EXERCISE DIRECTIONS:
Write out all of the records precisely. Skip anything that is a picture.

Dataset rows:
________________
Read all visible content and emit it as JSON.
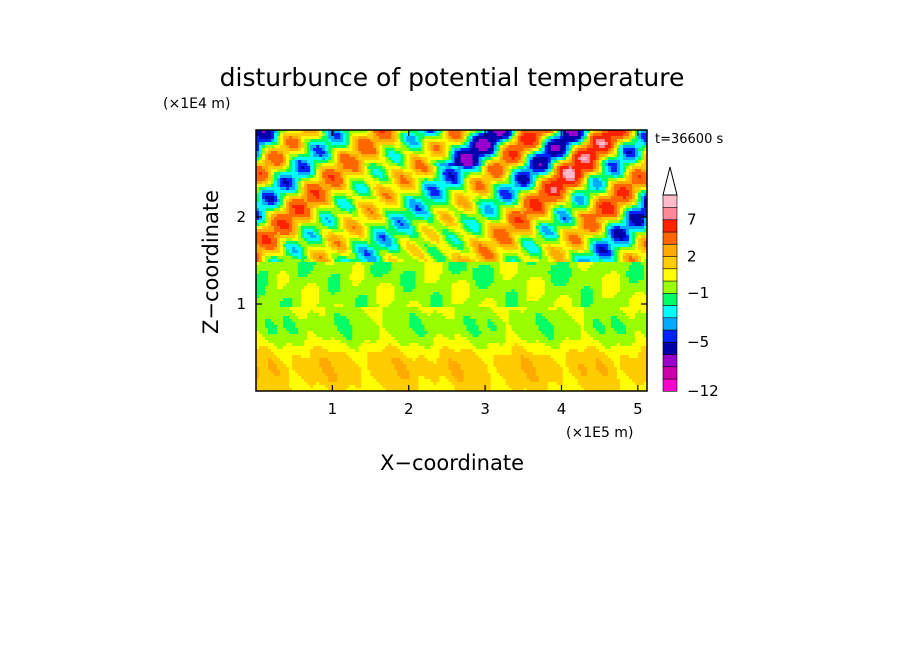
{
  "chart_data": {
    "type": "heatmap",
    "title": "disturbunce of potential temperature",
    "xlabel": "X−coordinate",
    "ylabel": "Z−coordinate",
    "x_unit": "(×1E5 m)",
    "y_unit": "(×1E4 m)",
    "time_label": "t=36600 s",
    "xlim": [
      0,
      5.12
    ],
    "ylim": [
      0,
      3.0
    ],
    "x_ticks": [
      1,
      2,
      3,
      4,
      5
    ],
    "x_tick_labels": [
      "1",
      "2",
      "3",
      "4",
      "5"
    ],
    "y_ticks": [
      1,
      2
    ],
    "y_tick_labels": [
      "1",
      "2"
    ],
    "grid": false,
    "colorbar": {
      "levels": [
        -12,
        -11,
        -9,
        -7,
        -5,
        -4,
        -3,
        -2,
        -1,
        0,
        1,
        2,
        3,
        5,
        7,
        8,
        9,
        10
      ],
      "colors": [
        "#ff00cc",
        "#cc00aa",
        "#9900cc",
        "#0000aa",
        "#0022ff",
        "#00aaff",
        "#00ffff",
        "#00ff66",
        "#99ff00",
        "#ffff00",
        "#ffcc00",
        "#ffaa00",
        "#ff6600",
        "#ff2200",
        "#ff8899",
        "#ffbbcc"
      ],
      "tick_values": [
        -12,
        -5,
        -1,
        2,
        7
      ],
      "tick_labels": [
        "−12",
        "−5",
        "−1",
        "2",
        "7"
      ],
      "extend": "max"
    },
    "field_description": "Contour-filled disturbance field: mostly yellow/orange near the surface (z<1), green band around z≈1.0–1.3, and wavy alternating orange/red and blue/purple anomalies in the upper layer (z≈1.5–3.0)."
  }
}
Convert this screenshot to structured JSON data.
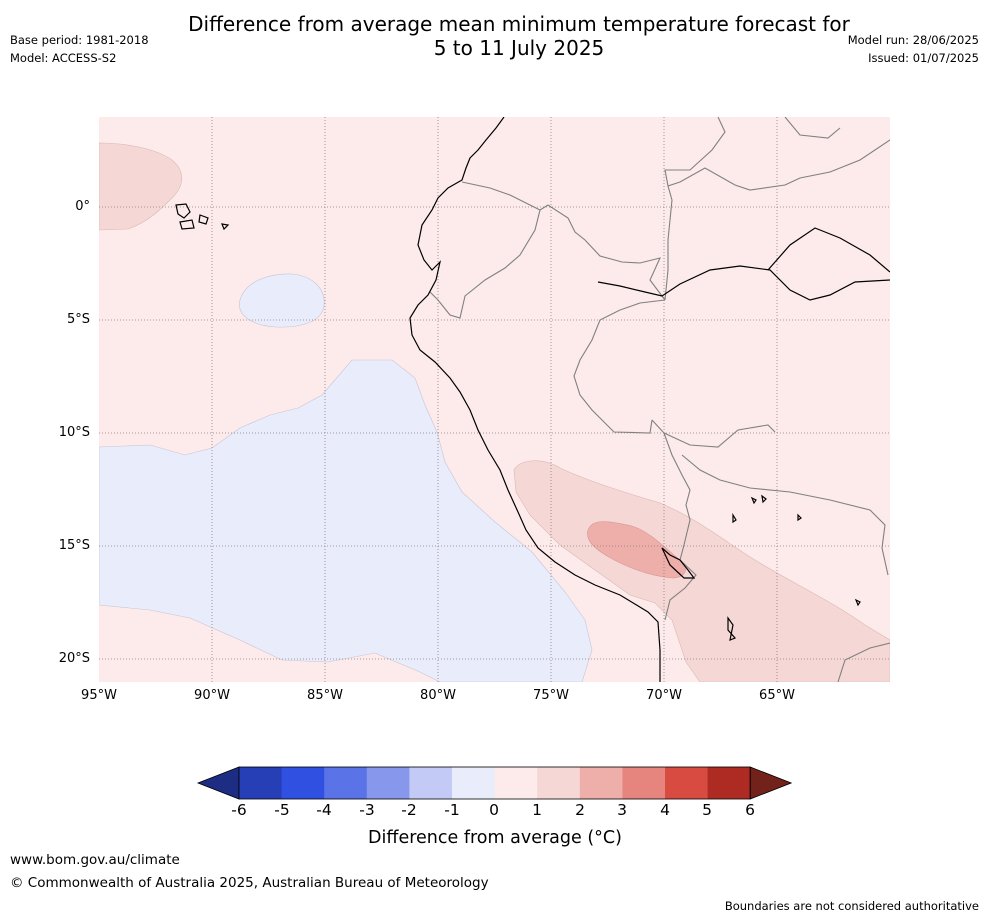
{
  "title": {
    "line1": "Difference from average mean minimum temperature forecast for",
    "line2": "5 to 11 July 2025"
  },
  "meta": {
    "base_period": "Base period: 1981-2018",
    "model": "Model: ACCESS-S2",
    "model_run": "Model run: 28/06/2025",
    "issued": "Issued: 01/07/2025"
  },
  "map": {
    "lat_labels": [
      "0°",
      "5°S",
      "10°S",
      "15°S",
      "20°S"
    ],
    "lon_labels": [
      "95°W",
      "90°W",
      "85°W",
      "80°W",
      "75°W",
      "70°W",
      "65°W"
    ],
    "colors": {
      "ocean_warm": "#fcebea",
      "cool_region": "#e8ecfb",
      "warm_1_2": "#f5d8d5",
      "warm_2_3": "#eeaeaa",
      "coastline": "#000000",
      "borders": "#808080",
      "gridline": "#8a7f7f"
    }
  },
  "colorbar": {
    "title": "Difference from average (",
    "title_unit": "°C)",
    "tick_labels": [
      "-6",
      "-5",
      "-4",
      "-3",
      "-2",
      "-1",
      "0",
      "1",
      "2",
      "3",
      "4",
      "5",
      "6"
    ],
    "colors": [
      "#1d2d84",
      "#263fb6",
      "#3050e2",
      "#5a73e6",
      "#8797ec",
      "#c2caf5",
      "#e8ecfb",
      "#fcebea",
      "#f5d8d5",
      "#eeaeaa",
      "#e6857e",
      "#d84b40",
      "#ad2b22",
      "#72211b"
    ]
  },
  "footer": {
    "website": "www.bom.gov.au/climate",
    "copyright": "© Commonwealth of Australia 2025, Australian Bureau of Meteorology",
    "disclaimer": "Boundaries are not considered authoritative"
  }
}
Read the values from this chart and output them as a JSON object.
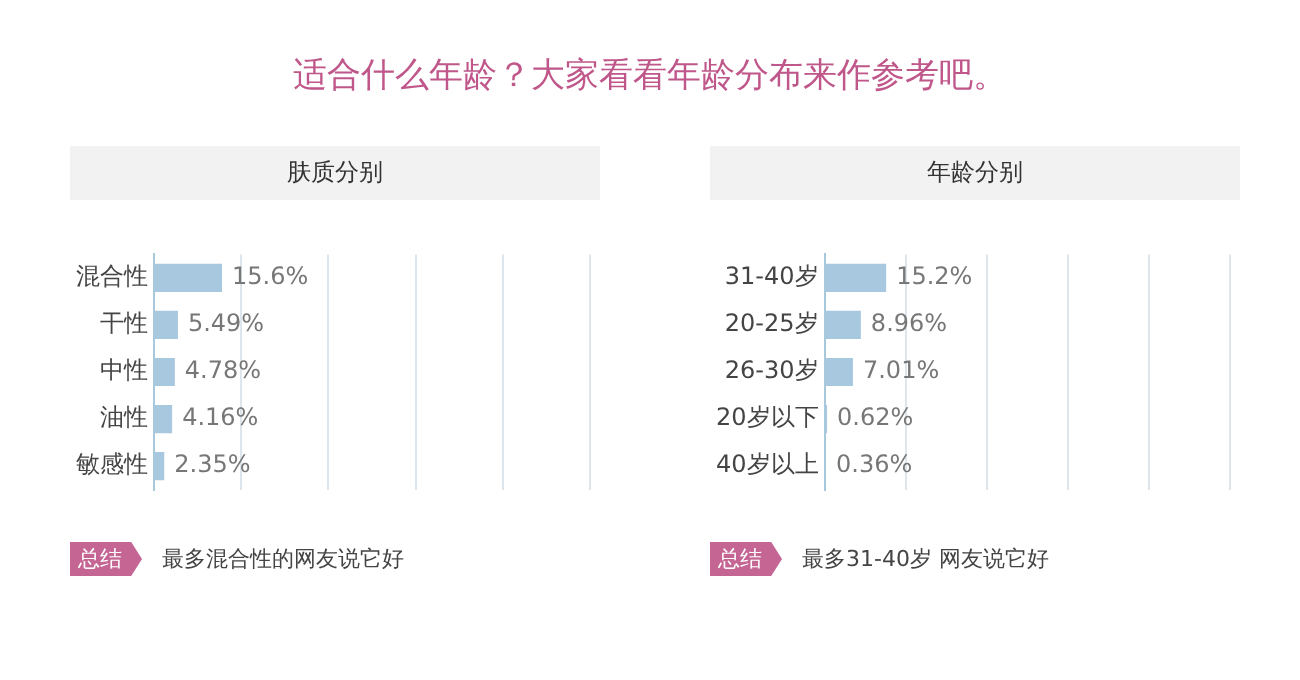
{
  "chart_data": [
    {
      "type": "other",
      "title": "适合什么年龄？大家看看年龄分布来作参考吧。"
    },
    {
      "type": "bar",
      "orientation": "horizontal",
      "title": "肤质分别",
      "categories": [
        "混合性",
        "干性",
        "中性",
        "油性",
        "敏感性"
      ],
      "values": [
        15.6,
        5.49,
        4.78,
        4.16,
        2.35
      ],
      "value_labels": [
        "15.6%",
        "5.49%",
        "4.78%",
        "4.16%",
        "2.35%"
      ],
      "color": "#a7c8df",
      "xlim": [
        0,
        100
      ],
      "tick_labels": "y",
      "grid": "x",
      "annotations": [
        "总结",
        "最多混合性的网友说它好"
      ]
    },
    {
      "type": "bar",
      "orientation": "horizontal",
      "title": "年龄分别",
      "categories": [
        "31-40岁",
        "20-25岁",
        "26-30岁",
        "20岁以下",
        "40岁以上"
      ],
      "values": [
        15.2,
        8.96,
        7.01,
        0.62,
        0.36
      ],
      "value_labels": [
        "15.2%",
        "8.96%",
        "7.01%",
        "0.62%",
        "0.36%"
      ],
      "color": "#a7c8df",
      "xlim": [
        0,
        100
      ],
      "tick_labels": "y",
      "grid": "x",
      "annotations": [
        "总结",
        "最多31-40岁 网友说它好"
      ]
    }
  ]
}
________________
EXERCISE SOLUTION:
Read all visible content and emit it as JSON.
{
  "chart_data": {
    "type": "heatmap",
    "title": "disturbunce of potential temperature",
    "xlabel": "X−coordinate",
    "ylabel": "Z−coordinate",
    "x_unit": "(×1E5 m)",
    "y_unit": "(×1E4 m)",
    "time_label": "t=36600 s",
    "xlim": [
      0,
      5.12
    ],
    "ylim": [
      0,
      3.0
    ],
    "x_ticks": [
      1,
      2,
      3,
      4,
      5
    ],
    "x_tick_labels": [
      "1",
      "2",
      "3",
      "4",
      "5"
    ],
    "y_ticks": [
      1,
      2
    ],
    "y_tick_labels": [
      "1",
      "2"
    ],
    "grid": false,
    "colorbar": {
      "levels": [
        -12,
        -11,
        -9,
        -7,
        -5,
        -4,
        -3,
        -2,
        -1,
        0,
        1,
        2,
        3,
        5,
        7,
        8,
        9,
        10
      ],
      "colors": [
        "#ff00cc",
        "#cc00aa",
        "#9900cc",
        "#0000aa",
        "#0022ff",
        "#00aaff",
        "#00ffff",
        "#00ff66",
        "#99ff00",
        "#ffff00",
        "#ffcc00",
        "#ffaa00",
        "#ff6600",
        "#ff2200",
        "#ff8899",
        "#ffbbcc"
      ],
      "tick_values": [
        -12,
        -5,
        -1,
        2,
        7
      ],
      "tick_labels": [
        "−12",
        "−5",
        "−1",
        "2",
        "7"
      ],
      "extend": "max"
    },
    "field_description": "Contour-filled disturbance field: mostly yellow/orange near the surface (z<1), green band around z≈1.0–1.3, and wavy alternating orange/red and blue/purple anomalies in the upper layer (z≈1.5–3.0)."
  }
}
Convert this screenshot to structured JSON data.
{
  "title": {
    "line1": "Difference from average mean minimum temperature forecast for",
    "line2": "5 to 11 July 2025"
  },
  "meta": {
    "base_period": "Base period: 1981-2018",
    "model": "Model: ACCESS-S2",
    "model_run": "Model run: 28/06/2025",
    "issued": "Issued: 01/07/2025"
  },
  "map": {
    "lat_labels": [
      "0°",
      "5°S",
      "10°S",
      "15°S",
      "20°S"
    ],
    "lon_labels": [
      "95°W",
      "90°W",
      "85°W",
      "80°W",
      "75°W",
      "70°W",
      "65°W"
    ],
    "colors": {
      "ocean_warm": "#fcebea",
      "cool_region": "#e8ecfb",
      "warm_1_2": "#f5d8d5",
      "warm_2_3": "#eeaeaa",
      "coastline": "#000000",
      "borders": "#808080",
      "gridline": "#8a7f7f"
    }
  },
  "colorbar": {
    "title": "Difference from average (",
    "title_unit": "°C)",
    "tick_labels": [
      "-6",
      "-5",
      "-4",
      "-3",
      "-2",
      "-1",
      "0",
      "1",
      "2",
      "3",
      "4",
      "5",
      "6"
    ],
    "colors": [
      "#1d2d84",
      "#263fb6",
      "#3050e2",
      "#5a73e6",
      "#8797ec",
      "#c2caf5",
      "#e8ecfb",
      "#fcebea",
      "#f5d8d5",
      "#eeaeaa",
      "#e6857e",
      "#d84b40",
      "#ad2b22",
      "#72211b"
    ]
  },
  "footer": {
    "website": "www.bom.gov.au/climate",
    "copyright": "© Commonwealth of Australia 2025, Australian Bureau of Meteorology",
    "disclaimer": "Boundaries are not considered authoritative"
  }
}
Read the values from this chart and output them as a JSON object.
{
  "chart_data": [
    {
      "type": "other",
      "title": "适合什么年龄？大家看看年龄分布来作参考吧。"
    },
    {
      "type": "bar",
      "orientation": "horizontal",
      "title": "肤质分别",
      "categories": [
        "混合性",
        "干性",
        "中性",
        "油性",
        "敏感性"
      ],
      "values": [
        15.6,
        5.49,
        4.78,
        4.16,
        2.35
      ],
      "value_labels": [
        "15.6%",
        "5.49%",
        "4.78%",
        "4.16%",
        "2.35%"
      ],
      "color": "#a7c8df",
      "xlim": [
        0,
        100
      ],
      "tick_labels": "y",
      "grid": "x",
      "annotations": [
        "总结",
        "最多混合性的网友说它好"
      ]
    },
    {
      "type": "bar",
      "orientation": "horizontal",
      "title": "年龄分别",
      "categories": [
        "31-40岁",
        "20-25岁",
        "26-30岁",
        "20岁以下",
        "40岁以上"
      ],
      "values": [
        15.2,
        8.96,
        7.01,
        0.62,
        0.36
      ],
      "value_labels": [
        "15.2%",
        "8.96%",
        "7.01%",
        "0.62%",
        "0.36%"
      ],
      "color": "#a7c8df",
      "xlim": [
        0,
        100
      ],
      "tick_labels": "y",
      "grid": "x",
      "annotations": [
        "总结",
        "最多31-40岁 网友说它好"
      ]
    }
  ]
}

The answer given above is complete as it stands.